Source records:
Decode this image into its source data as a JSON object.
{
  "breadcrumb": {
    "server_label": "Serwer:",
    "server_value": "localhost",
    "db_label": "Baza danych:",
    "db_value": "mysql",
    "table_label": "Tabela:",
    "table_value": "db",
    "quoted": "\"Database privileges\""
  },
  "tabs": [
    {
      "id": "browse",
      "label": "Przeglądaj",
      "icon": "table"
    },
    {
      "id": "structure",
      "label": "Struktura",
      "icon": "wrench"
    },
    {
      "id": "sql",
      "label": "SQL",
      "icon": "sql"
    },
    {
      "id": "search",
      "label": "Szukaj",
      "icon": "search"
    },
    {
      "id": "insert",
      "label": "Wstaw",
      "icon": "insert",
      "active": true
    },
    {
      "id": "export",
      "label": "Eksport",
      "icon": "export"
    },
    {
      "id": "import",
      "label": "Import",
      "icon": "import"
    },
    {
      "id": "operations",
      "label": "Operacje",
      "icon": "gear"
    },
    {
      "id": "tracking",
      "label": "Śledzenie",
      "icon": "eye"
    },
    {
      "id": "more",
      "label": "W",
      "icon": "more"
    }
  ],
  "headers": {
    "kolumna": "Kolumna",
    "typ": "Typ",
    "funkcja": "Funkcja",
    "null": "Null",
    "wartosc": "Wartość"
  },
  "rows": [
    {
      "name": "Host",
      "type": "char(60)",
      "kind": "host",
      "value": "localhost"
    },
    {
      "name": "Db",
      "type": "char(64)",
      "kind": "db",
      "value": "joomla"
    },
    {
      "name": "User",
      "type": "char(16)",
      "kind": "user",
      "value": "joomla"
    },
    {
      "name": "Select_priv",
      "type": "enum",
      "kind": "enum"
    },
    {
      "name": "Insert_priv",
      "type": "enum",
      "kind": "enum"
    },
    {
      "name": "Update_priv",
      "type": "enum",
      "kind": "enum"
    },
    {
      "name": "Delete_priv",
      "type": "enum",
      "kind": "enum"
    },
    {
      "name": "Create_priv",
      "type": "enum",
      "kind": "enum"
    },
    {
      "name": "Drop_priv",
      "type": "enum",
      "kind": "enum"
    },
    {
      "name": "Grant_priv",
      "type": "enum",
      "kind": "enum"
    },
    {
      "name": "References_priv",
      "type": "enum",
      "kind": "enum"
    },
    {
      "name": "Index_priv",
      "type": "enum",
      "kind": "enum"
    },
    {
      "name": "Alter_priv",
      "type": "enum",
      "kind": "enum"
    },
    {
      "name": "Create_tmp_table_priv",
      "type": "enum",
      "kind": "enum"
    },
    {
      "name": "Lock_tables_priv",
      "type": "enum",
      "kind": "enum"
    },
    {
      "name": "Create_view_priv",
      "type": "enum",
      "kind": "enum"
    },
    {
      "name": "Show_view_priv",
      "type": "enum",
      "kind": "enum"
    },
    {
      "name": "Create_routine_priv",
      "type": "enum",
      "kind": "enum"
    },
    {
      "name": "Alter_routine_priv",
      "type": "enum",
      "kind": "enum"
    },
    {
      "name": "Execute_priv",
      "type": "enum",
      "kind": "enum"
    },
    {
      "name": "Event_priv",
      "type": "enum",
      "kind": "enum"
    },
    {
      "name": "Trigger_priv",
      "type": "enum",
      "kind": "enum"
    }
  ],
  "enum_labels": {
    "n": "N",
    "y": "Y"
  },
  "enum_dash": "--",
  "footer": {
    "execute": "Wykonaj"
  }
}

*To do:* From the records above, please extract every line and repeat it exactly.

*Result of the exercise:*
Decode this image into its source data as a JSON object.
{
  "breadcrumb": {
    "server_label": "Serwer:",
    "server_value": "localhost",
    "db_label": "Baza danych:",
    "db_value": "mysql",
    "table_label": "Tabela:",
    "table_value": "db",
    "quoted": "\"Database privileges\""
  },
  "tabs": [
    {
      "id": "browse",
      "label": "Przeglądaj",
      "icon": "table"
    },
    {
      "id": "structure",
      "label": "Struktura",
      "icon": "wrench"
    },
    {
      "id": "sql",
      "label": "SQL",
      "icon": "sql"
    },
    {
      "id": "search",
      "label": "Szukaj",
      "icon": "search"
    },
    {
      "id": "insert",
      "label": "Wstaw",
      "icon": "insert",
      "active": true
    },
    {
      "id": "export",
      "label": "Eksport",
      "icon": "export"
    },
    {
      "id": "import",
      "label": "Import",
      "icon": "import"
    },
    {
      "id": "operations",
      "label": "Operacje",
      "icon": "gear"
    },
    {
      "id": "tracking",
      "label": "Śledzenie",
      "icon": "eye"
    },
    {
      "id": "more",
      "label": "W",
      "icon": "more"
    }
  ],
  "headers": {
    "kolumna": "Kolumna",
    "typ": "Typ",
    "funkcja": "Funkcja",
    "null": "Null",
    "wartosc": "Wartość"
  },
  "rows": [
    {
      "name": "Host",
      "type": "char(60)",
      "kind": "host",
      "value": "localhost"
    },
    {
      "name": "Db",
      "type": "char(64)",
      "kind": "db",
      "value": "joomla"
    },
    {
      "name": "User",
      "type": "char(16)",
      "kind": "user",
      "value": "joomla"
    },
    {
      "name": "Select_priv",
      "type": "enum",
      "kind": "enum"
    },
    {
      "name": "Insert_priv",
      "type": "enum",
      "kind": "enum"
    },
    {
      "name": "Update_priv",
      "type": "enum",
      "kind": "enum"
    },
    {
      "name": "Delete_priv",
      "type": "enum",
      "kind": "enum"
    },
    {
      "name": "Create_priv",
      "type": "enum",
      "kind": "enum"
    },
    {
      "name": "Drop_priv",
      "type": "enum",
      "kind": "enum"
    },
    {
      "name": "Grant_priv",
      "type": "enum",
      "kind": "enum"
    },
    {
      "name": "References_priv",
      "type": "enum",
      "kind": "enum"
    },
    {
      "name": "Index_priv",
      "type": "enum",
      "kind": "enum"
    },
    {
      "name": "Alter_priv",
      "type": "enum",
      "kind": "enum"
    },
    {
      "name": "Create_tmp_table_priv",
      "type": "enum",
      "kind": "enum"
    },
    {
      "name": "Lock_tables_priv",
      "type": "enum",
      "kind": "enum"
    },
    {
      "name": "Create_view_priv",
      "type": "enum",
      "kind": "enum"
    },
    {
      "name": "Show_view_priv",
      "type": "enum",
      "kind": "enum"
    },
    {
      "name": "Create_routine_priv",
      "type": "enum",
      "kind": "enum"
    },
    {
      "name": "Alter_routine_priv",
      "type": "enum",
      "kind": "enum"
    },
    {
      "name": "Execute_priv",
      "type": "enum",
      "kind": "enum"
    },
    {
      "name": "Event_priv",
      "type": "enum",
      "kind": "enum"
    },
    {
      "name": "Trigger_priv",
      "type": "enum",
      "kind": "enum"
    }
  ],
  "enum_labels": {
    "n": "N",
    "y": "Y"
  },
  "enum_dash": "--",
  "footer": {
    "execute": "Wykonaj"
  }
}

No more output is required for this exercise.